▶ _WHAT IS NEEDED_
Answer with one number: how many lines hold "sont".

(Saved data entries)
--
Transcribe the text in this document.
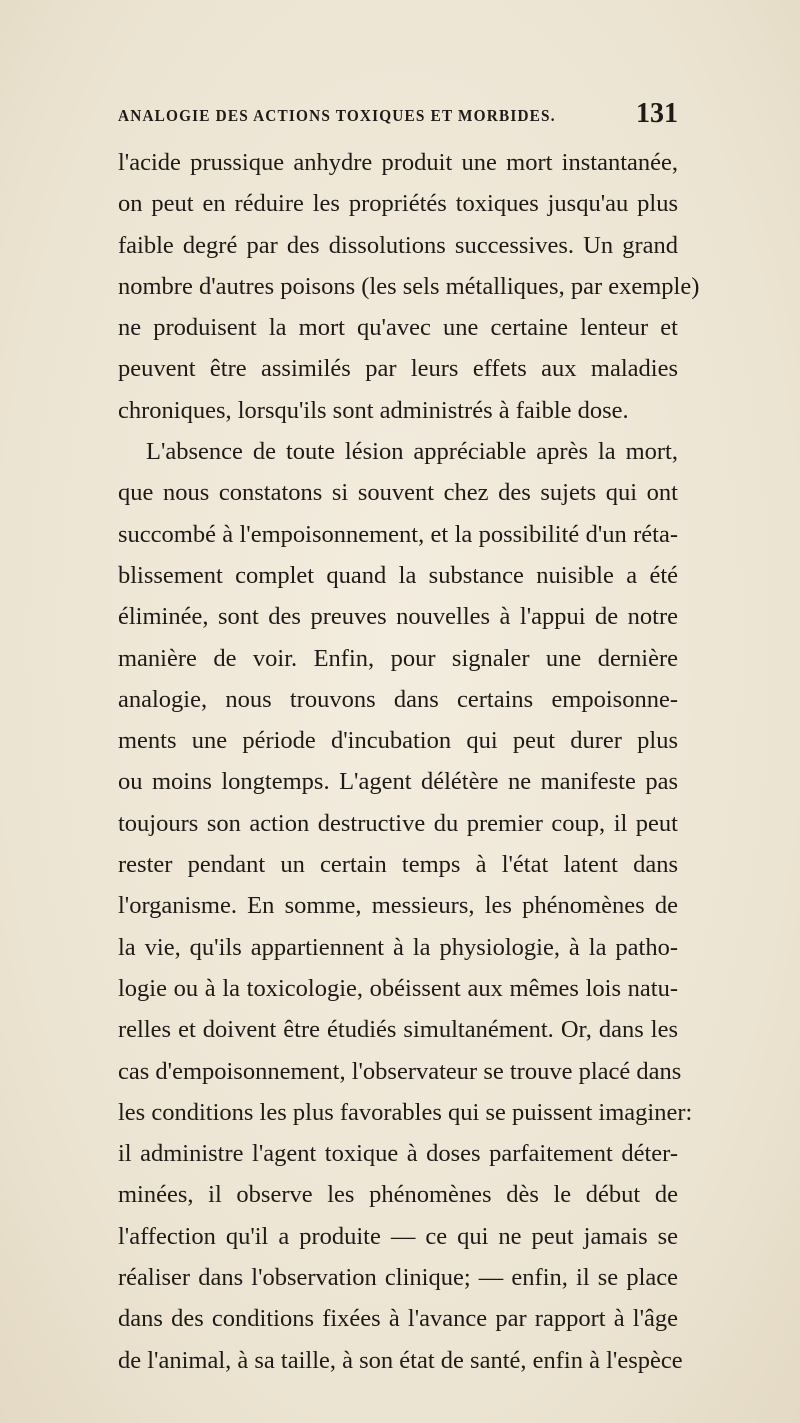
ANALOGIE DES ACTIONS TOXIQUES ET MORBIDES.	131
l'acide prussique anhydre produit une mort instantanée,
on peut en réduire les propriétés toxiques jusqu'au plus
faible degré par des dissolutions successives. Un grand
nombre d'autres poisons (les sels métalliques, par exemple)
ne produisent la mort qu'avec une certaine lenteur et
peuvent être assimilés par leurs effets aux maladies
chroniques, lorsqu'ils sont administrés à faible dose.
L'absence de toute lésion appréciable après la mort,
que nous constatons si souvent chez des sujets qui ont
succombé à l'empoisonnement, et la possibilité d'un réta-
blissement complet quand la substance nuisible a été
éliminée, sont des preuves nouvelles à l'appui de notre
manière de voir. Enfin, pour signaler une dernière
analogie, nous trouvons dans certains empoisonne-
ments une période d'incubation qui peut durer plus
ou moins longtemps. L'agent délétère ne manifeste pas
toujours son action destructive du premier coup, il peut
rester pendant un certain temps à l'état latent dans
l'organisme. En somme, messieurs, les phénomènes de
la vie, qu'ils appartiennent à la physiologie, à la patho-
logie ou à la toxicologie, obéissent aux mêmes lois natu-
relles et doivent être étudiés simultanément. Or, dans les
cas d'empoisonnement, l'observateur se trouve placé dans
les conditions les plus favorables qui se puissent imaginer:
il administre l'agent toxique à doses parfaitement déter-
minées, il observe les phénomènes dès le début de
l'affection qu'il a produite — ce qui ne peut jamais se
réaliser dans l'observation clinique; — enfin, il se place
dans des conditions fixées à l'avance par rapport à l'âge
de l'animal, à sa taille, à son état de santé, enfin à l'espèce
--
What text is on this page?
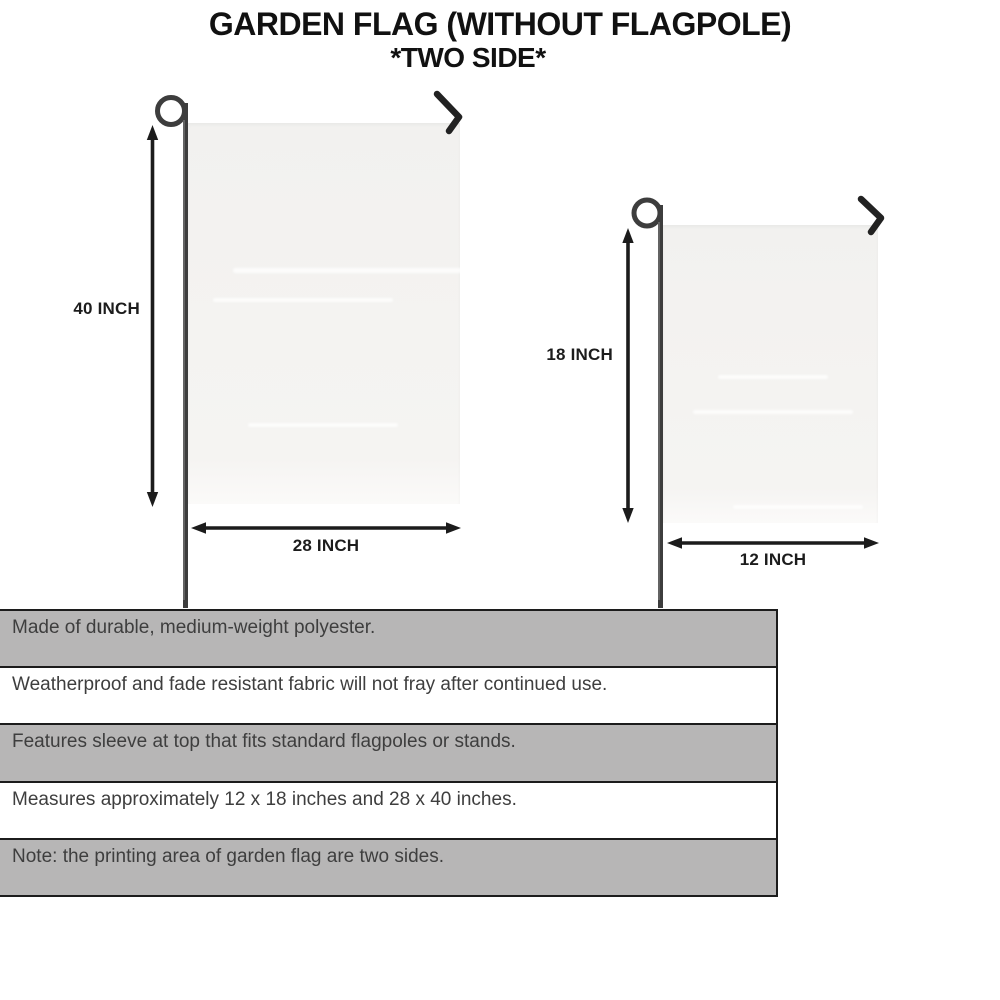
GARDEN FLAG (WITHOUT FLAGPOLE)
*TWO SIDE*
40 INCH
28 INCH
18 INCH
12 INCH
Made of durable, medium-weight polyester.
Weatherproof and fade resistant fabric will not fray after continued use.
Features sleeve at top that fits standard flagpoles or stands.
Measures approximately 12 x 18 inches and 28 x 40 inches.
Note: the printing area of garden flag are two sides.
--
▶ _SOLUTION_
2